Records supplied:
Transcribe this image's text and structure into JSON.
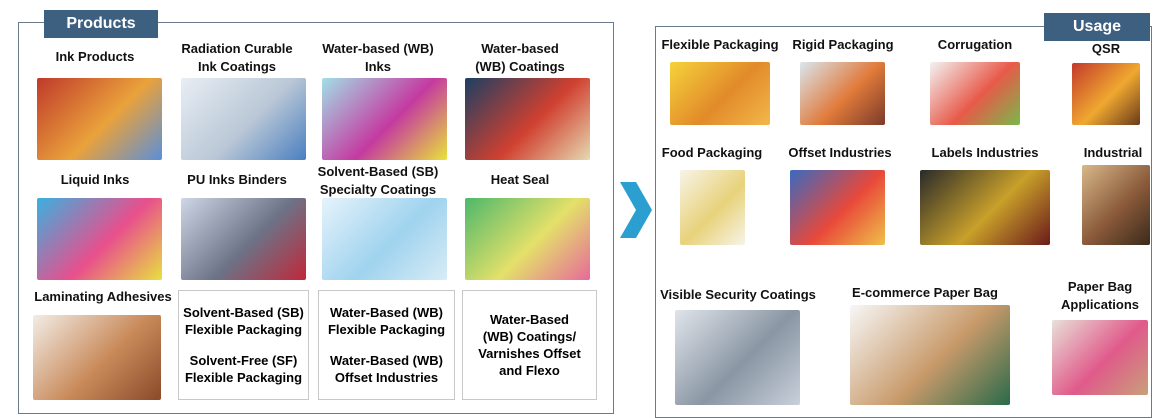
{
  "products": {
    "title": "Products",
    "items": [
      {
        "label": [
          "Ink Products"
        ]
      },
      {
        "label": [
          "Radiation Curable",
          "Ink Coatings"
        ]
      },
      {
        "label": [
          "Water-based (WB)",
          "Inks"
        ]
      },
      {
        "label": [
          "Water-based",
          "(WB) Coatings"
        ]
      },
      {
        "label": [
          "Liquid Inks"
        ]
      },
      {
        "label": [
          "PU Inks Binders"
        ]
      },
      {
        "label": [
          "Solvent-Based (SB)",
          "Specialty Coatings"
        ]
      },
      {
        "label": [
          "Heat Seal"
        ]
      },
      {
        "label": [
          "Laminating Adhesives"
        ]
      }
    ],
    "boxes": [
      [
        [
          "Solvent-Based (SB)",
          "Flexible Packaging"
        ],
        [
          "Solvent-Free (SF)",
          "Flexible Packaging"
        ]
      ],
      [
        [
          "Water-Based (WB)",
          "Flexible Packaging"
        ],
        [
          "Water-Based (WB)",
          "Offset Industries"
        ]
      ],
      [
        [
          "Water-Based",
          "(WB) Coatings/",
          "Varnishes Offset",
          "and Flexo"
        ]
      ]
    ]
  },
  "usage": {
    "title": "Usage",
    "items": [
      {
        "label": [
          "Flexible Packaging"
        ]
      },
      {
        "label": [
          "Rigid Packaging"
        ]
      },
      {
        "label": [
          "Corrugation"
        ]
      },
      {
        "label": [
          "QSR"
        ]
      },
      {
        "label": [
          "Food Packaging"
        ]
      },
      {
        "label": [
          "Offset Industries"
        ]
      },
      {
        "label": [
          "Labels Industries"
        ]
      },
      {
        "label": [
          "Industrial"
        ]
      },
      {
        "label": [
          "Visible Security Coatings"
        ]
      },
      {
        "label": [
          "E-commerce Paper Bag"
        ]
      },
      {
        "label": [
          "Paper Bag",
          "Applications"
        ]
      }
    ]
  }
}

The problem: Reproduce the listing word for word and omit its pictures.

Task response:
Transcribe this image's text and structure into JSON.
{
  "products": {
    "title": "Products",
    "items": [
      {
        "label": [
          "Ink Products"
        ]
      },
      {
        "label": [
          "Radiation Curable",
          "Ink Coatings"
        ]
      },
      {
        "label": [
          "Water-based (WB)",
          "Inks"
        ]
      },
      {
        "label": [
          "Water-based",
          "(WB) Coatings"
        ]
      },
      {
        "label": [
          "Liquid Inks"
        ]
      },
      {
        "label": [
          "PU Inks Binders"
        ]
      },
      {
        "label": [
          "Solvent-Based (SB)",
          "Specialty Coatings"
        ]
      },
      {
        "label": [
          "Heat Seal"
        ]
      },
      {
        "label": [
          "Laminating Adhesives"
        ]
      }
    ],
    "boxes": [
      [
        [
          "Solvent-Based (SB)",
          "Flexible Packaging"
        ],
        [
          "Solvent-Free (SF)",
          "Flexible Packaging"
        ]
      ],
      [
        [
          "Water-Based (WB)",
          "Flexible Packaging"
        ],
        [
          "Water-Based (WB)",
          "Offset Industries"
        ]
      ],
      [
        [
          "Water-Based",
          "(WB) Coatings/",
          "Varnishes Offset",
          "and Flexo"
        ]
      ]
    ]
  },
  "usage": {
    "title": "Usage",
    "items": [
      {
        "label": [
          "Flexible Packaging"
        ]
      },
      {
        "label": [
          "Rigid Packaging"
        ]
      },
      {
        "label": [
          "Corrugation"
        ]
      },
      {
        "label": [
          "QSR"
        ]
      },
      {
        "label": [
          "Food Packaging"
        ]
      },
      {
        "label": [
          "Offset Industries"
        ]
      },
      {
        "label": [
          "Labels Industries"
        ]
      },
      {
        "label": [
          "Industrial"
        ]
      },
      {
        "label": [
          "Visible Security Coatings"
        ]
      },
      {
        "label": [
          "E-commerce Paper Bag"
        ]
      },
      {
        "label": [
          "Paper Bag",
          "Applications"
        ]
      }
    ]
  }
}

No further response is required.